* **GIVEN INFORMATION**
-- BEGIN --

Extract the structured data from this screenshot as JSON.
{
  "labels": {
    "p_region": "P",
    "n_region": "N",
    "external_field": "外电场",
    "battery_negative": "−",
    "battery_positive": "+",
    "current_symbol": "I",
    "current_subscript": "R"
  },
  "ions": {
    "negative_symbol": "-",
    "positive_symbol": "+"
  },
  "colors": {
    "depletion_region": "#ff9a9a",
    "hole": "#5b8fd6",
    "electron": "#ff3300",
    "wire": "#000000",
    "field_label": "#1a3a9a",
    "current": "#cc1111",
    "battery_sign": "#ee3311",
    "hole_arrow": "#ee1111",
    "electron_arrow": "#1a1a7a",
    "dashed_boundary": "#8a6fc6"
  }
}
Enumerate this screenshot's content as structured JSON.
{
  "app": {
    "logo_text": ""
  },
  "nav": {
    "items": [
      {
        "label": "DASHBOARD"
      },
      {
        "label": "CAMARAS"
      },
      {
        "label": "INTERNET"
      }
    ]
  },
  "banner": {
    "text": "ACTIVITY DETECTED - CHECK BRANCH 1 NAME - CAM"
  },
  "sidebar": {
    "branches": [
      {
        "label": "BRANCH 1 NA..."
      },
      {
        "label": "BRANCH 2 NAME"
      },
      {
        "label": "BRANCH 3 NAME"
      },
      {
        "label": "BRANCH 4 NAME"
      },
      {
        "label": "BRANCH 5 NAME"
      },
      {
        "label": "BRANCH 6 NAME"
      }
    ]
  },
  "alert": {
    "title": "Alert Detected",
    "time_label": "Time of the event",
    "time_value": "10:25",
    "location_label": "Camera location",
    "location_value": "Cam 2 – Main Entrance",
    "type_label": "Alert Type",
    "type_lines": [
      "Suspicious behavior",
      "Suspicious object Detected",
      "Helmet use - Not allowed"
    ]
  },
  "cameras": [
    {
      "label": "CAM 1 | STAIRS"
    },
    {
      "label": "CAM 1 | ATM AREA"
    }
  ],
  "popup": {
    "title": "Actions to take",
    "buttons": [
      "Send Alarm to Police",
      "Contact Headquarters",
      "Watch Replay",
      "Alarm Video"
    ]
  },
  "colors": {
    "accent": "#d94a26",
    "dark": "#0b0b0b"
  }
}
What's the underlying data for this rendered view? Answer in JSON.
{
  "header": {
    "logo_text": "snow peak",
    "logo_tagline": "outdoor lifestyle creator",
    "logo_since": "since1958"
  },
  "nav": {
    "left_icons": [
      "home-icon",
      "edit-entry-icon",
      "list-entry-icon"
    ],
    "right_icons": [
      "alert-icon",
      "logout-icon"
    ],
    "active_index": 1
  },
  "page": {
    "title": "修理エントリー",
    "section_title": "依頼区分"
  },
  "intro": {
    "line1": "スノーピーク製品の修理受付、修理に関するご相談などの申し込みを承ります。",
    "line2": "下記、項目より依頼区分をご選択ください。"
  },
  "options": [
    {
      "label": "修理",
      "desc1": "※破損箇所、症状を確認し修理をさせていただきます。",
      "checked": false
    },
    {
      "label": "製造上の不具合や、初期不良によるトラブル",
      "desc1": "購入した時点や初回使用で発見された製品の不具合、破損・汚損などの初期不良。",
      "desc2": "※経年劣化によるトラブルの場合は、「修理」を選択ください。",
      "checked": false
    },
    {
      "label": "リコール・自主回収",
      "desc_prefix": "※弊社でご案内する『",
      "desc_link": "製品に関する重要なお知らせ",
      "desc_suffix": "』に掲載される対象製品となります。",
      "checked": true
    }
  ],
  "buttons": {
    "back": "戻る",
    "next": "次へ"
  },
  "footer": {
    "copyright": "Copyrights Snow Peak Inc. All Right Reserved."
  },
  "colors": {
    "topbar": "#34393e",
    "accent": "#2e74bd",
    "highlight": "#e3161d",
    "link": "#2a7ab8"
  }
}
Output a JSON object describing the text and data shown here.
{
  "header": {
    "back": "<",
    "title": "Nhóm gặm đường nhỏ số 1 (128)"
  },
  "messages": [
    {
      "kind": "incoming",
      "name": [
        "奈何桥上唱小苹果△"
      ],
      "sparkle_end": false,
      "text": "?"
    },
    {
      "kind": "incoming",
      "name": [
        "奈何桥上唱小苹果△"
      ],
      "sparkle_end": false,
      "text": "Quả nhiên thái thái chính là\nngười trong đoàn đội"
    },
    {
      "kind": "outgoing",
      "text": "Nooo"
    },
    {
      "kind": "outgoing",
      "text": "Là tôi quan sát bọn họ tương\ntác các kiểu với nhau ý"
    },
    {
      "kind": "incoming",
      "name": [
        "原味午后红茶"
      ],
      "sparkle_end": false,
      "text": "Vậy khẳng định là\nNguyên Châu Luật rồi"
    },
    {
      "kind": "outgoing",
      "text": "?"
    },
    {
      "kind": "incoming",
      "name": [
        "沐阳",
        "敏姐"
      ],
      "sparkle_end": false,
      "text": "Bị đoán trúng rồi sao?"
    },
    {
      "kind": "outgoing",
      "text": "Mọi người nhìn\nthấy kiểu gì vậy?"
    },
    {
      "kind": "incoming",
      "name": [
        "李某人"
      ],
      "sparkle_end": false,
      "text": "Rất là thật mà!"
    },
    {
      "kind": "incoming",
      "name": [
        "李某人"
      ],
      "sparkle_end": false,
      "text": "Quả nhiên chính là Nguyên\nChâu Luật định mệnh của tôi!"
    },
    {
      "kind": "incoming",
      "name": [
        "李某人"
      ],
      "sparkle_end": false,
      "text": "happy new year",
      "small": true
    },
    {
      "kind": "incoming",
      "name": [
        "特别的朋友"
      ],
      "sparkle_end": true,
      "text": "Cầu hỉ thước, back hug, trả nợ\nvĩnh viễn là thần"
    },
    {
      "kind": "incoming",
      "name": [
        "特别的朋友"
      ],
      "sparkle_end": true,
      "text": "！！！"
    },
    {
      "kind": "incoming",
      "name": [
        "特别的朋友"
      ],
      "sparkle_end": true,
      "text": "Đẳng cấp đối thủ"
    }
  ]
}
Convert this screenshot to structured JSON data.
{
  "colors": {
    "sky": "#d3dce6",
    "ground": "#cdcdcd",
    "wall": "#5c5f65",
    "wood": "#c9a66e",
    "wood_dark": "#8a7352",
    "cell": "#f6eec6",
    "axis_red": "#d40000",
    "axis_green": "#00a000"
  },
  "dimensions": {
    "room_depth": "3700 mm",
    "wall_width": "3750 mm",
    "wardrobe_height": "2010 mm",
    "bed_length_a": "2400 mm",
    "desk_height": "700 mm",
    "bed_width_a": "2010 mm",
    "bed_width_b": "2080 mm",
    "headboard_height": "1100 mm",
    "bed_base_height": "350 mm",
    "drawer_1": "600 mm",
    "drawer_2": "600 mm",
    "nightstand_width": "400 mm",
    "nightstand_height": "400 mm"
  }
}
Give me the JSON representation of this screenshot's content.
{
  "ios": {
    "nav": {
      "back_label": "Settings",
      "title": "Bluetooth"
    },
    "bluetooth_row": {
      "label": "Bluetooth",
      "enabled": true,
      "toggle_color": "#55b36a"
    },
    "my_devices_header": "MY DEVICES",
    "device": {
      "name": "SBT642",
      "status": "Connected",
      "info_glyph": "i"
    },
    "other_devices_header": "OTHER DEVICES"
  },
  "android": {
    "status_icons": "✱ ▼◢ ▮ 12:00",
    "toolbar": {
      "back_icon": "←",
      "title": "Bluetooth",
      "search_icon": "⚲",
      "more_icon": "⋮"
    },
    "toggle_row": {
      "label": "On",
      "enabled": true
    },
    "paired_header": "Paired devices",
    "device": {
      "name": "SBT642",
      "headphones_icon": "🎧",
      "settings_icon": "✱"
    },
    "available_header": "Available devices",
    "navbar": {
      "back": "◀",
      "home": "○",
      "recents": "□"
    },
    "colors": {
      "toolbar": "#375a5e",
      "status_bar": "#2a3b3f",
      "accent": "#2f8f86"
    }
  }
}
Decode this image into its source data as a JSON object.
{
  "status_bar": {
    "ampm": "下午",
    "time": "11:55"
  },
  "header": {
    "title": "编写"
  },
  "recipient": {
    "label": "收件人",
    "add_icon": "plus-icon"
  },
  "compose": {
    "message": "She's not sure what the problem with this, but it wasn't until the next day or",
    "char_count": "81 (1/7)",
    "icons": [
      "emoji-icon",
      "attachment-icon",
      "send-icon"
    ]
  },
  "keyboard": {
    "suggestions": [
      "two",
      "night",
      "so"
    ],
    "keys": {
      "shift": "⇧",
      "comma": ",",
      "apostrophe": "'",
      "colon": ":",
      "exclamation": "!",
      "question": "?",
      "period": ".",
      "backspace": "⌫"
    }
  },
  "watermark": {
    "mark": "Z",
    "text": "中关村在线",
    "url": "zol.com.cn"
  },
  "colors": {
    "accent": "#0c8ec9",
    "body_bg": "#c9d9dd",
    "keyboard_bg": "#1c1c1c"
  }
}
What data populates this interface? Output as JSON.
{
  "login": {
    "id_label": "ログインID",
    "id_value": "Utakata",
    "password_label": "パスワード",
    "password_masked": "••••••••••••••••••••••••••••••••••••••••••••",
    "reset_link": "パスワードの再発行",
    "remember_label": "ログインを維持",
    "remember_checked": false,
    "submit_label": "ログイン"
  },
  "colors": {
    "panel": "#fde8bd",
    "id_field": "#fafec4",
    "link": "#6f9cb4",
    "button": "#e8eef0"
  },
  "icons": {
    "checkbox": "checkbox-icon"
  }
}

-- END --

Check every line of the data above for the string "true", and copy those that have it.

      "checked": true
      "small": true
      "sparkle_end": true,
      "sparkle_end": true,
      "sparkle_end": true,
      "enabled": true,
      "enabled": true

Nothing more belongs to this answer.